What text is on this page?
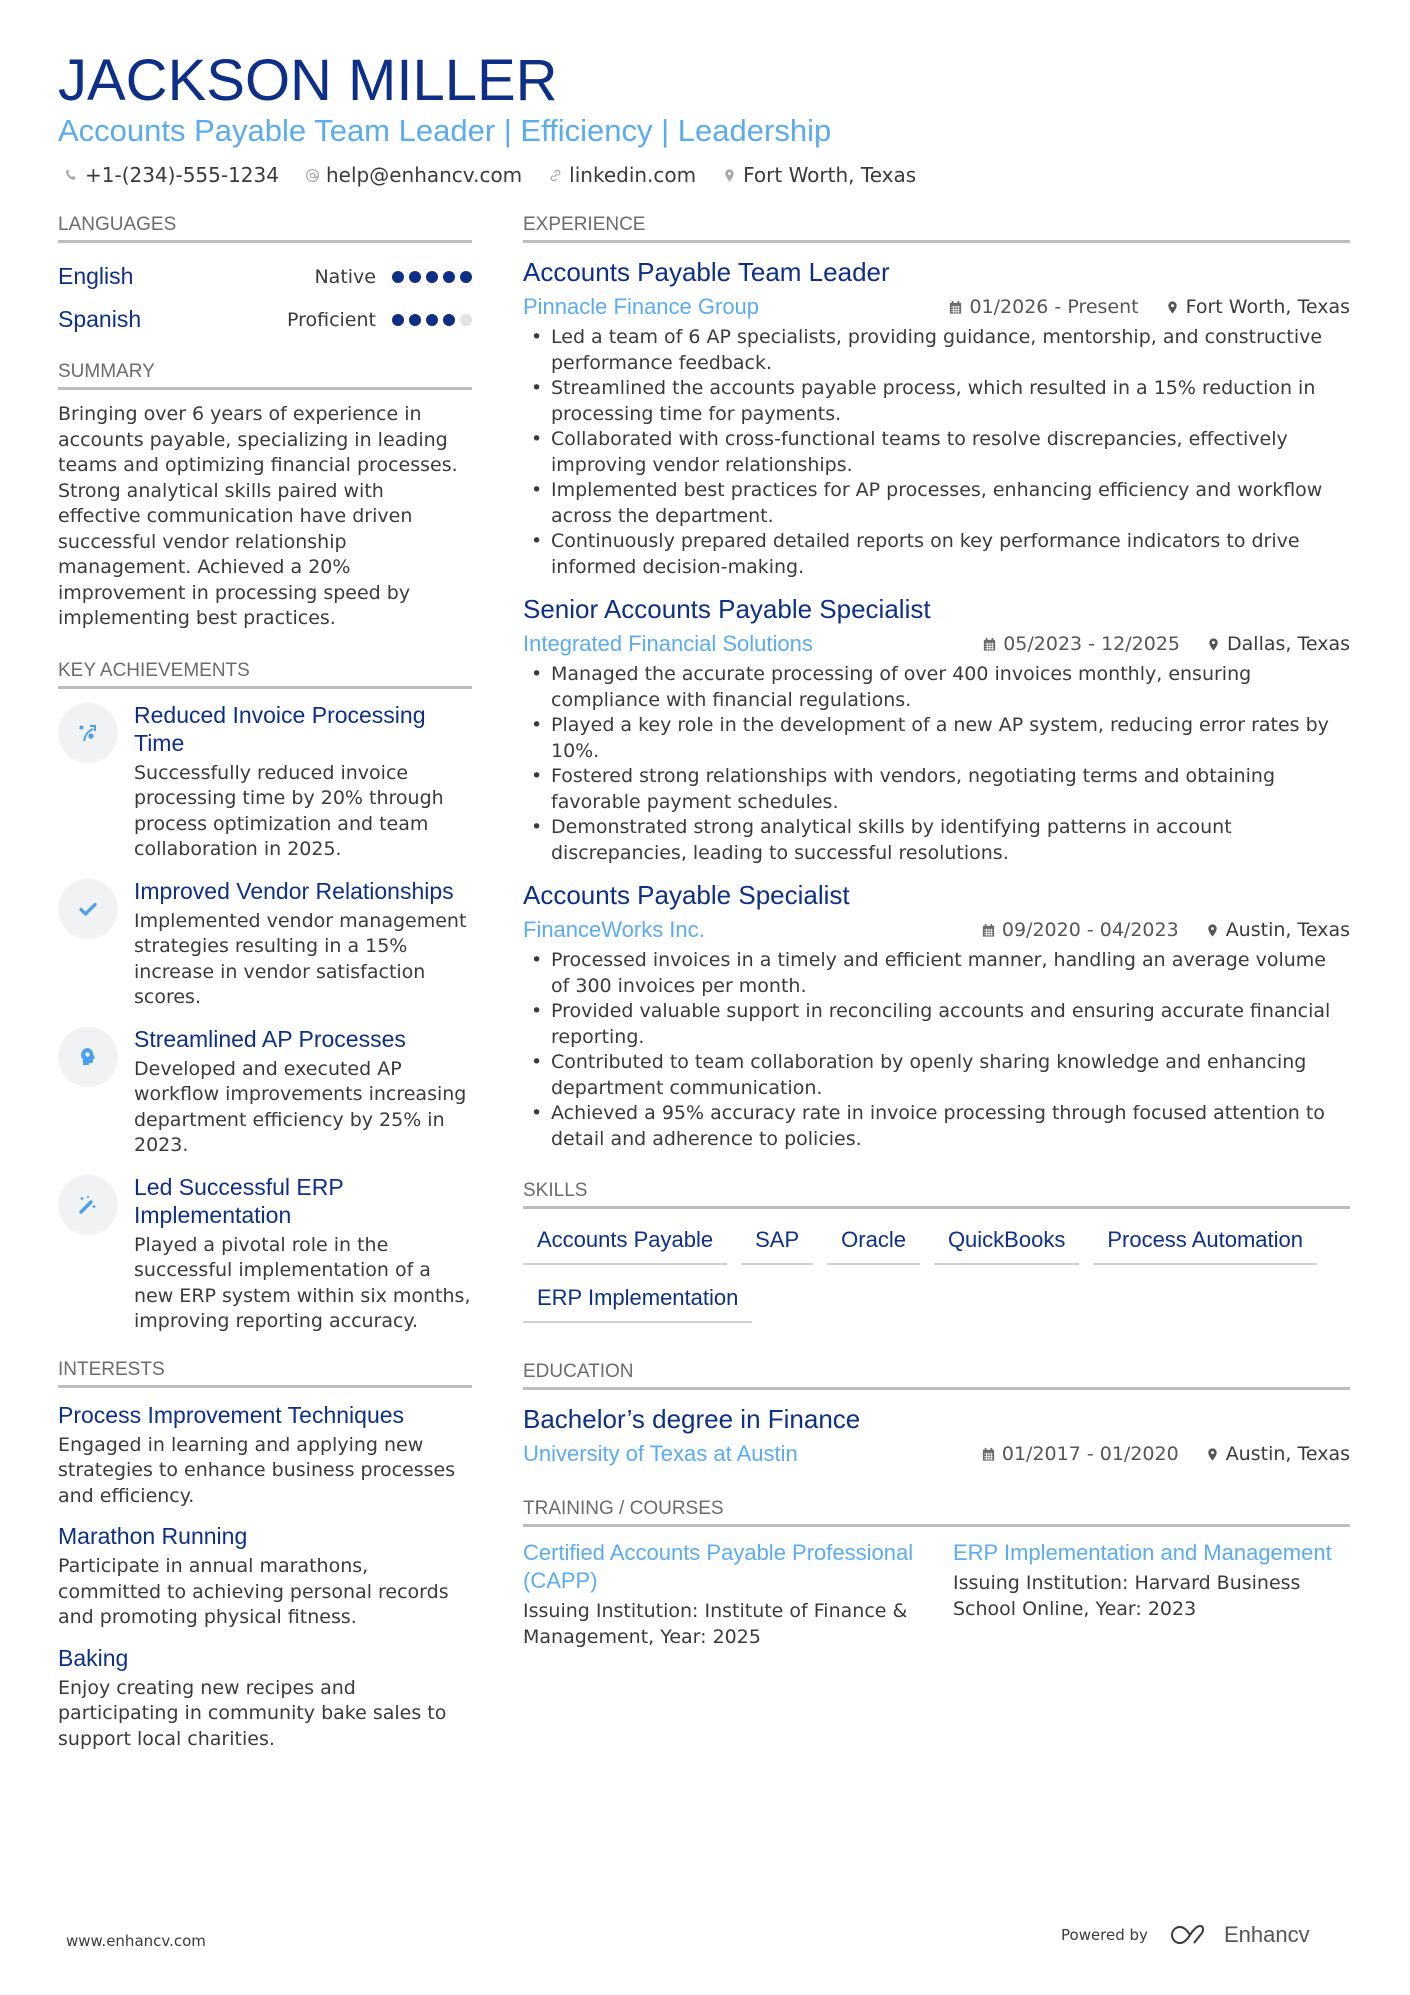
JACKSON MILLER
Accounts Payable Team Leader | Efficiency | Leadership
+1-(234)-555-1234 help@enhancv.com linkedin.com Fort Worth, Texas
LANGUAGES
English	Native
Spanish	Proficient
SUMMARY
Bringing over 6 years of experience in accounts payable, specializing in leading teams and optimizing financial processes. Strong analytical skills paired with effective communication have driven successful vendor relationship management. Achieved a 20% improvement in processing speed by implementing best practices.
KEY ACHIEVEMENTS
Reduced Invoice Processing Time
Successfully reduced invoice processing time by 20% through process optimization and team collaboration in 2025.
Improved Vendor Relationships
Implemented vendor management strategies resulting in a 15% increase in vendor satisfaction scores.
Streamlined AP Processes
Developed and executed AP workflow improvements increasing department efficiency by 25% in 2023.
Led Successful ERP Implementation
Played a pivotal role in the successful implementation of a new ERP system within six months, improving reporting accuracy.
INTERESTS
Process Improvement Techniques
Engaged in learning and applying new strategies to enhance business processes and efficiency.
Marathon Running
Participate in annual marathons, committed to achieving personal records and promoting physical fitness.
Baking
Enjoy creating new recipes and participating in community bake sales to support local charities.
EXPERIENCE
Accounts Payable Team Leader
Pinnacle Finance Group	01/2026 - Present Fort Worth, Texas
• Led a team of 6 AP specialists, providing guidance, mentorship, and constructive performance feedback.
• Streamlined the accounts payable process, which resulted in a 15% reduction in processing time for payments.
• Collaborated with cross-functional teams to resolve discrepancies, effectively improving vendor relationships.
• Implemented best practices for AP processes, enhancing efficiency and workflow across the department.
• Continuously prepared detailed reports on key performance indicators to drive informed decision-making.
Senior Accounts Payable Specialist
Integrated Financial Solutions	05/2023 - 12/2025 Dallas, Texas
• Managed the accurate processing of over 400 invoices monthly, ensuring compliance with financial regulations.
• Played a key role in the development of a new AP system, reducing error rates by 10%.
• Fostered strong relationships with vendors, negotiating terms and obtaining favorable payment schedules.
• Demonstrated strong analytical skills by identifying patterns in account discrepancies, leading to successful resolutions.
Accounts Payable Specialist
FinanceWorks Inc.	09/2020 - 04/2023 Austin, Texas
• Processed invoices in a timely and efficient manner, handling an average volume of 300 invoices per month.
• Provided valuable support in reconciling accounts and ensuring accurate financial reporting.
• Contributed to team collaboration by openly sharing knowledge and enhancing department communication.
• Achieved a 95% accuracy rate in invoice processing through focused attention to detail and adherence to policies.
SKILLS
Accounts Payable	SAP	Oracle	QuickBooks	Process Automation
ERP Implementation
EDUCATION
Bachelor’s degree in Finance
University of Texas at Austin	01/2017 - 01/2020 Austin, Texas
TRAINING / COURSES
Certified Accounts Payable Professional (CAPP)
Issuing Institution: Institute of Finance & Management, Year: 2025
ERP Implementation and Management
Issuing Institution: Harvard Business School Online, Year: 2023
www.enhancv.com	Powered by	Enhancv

---

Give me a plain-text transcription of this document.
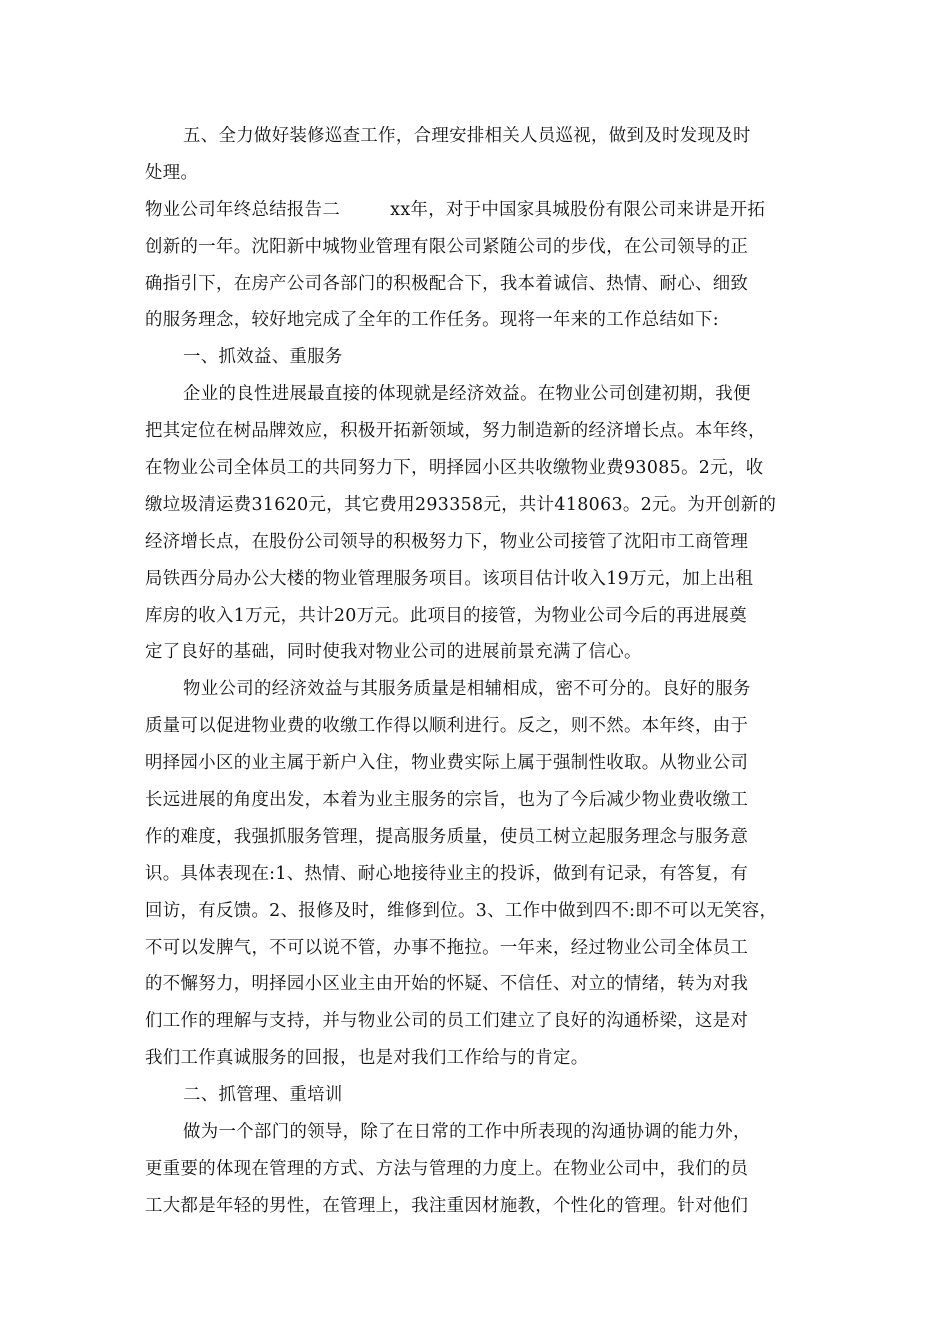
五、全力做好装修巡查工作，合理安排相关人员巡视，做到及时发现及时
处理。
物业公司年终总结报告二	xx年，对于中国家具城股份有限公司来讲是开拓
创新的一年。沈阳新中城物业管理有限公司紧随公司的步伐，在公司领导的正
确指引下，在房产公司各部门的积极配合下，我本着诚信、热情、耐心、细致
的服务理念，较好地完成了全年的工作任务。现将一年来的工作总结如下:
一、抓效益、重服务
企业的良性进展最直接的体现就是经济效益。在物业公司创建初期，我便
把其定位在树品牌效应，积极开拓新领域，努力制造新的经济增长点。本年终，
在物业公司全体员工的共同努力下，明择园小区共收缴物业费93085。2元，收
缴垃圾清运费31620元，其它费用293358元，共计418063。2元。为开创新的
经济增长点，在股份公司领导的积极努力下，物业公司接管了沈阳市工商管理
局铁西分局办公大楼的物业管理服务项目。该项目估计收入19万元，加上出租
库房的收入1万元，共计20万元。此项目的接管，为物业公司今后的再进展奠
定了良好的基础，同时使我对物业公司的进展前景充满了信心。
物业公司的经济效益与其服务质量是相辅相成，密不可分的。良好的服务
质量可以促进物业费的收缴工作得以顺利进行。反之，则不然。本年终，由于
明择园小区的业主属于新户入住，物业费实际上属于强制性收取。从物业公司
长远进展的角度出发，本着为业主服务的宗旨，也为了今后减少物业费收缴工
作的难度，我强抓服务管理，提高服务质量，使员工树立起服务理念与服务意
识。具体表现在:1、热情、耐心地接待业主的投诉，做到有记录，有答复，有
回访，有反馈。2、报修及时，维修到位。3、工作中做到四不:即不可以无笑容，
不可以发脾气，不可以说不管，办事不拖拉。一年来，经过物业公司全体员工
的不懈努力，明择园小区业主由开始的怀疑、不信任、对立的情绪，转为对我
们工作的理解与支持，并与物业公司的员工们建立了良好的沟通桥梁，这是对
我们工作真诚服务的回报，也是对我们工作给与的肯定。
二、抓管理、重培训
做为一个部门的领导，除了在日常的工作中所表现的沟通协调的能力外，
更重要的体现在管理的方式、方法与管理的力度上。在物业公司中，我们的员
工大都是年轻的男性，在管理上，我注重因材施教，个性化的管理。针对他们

To be done:
Give the number of lines in the entries above that include the string "reporting". No other output is expected.

Task solution:
2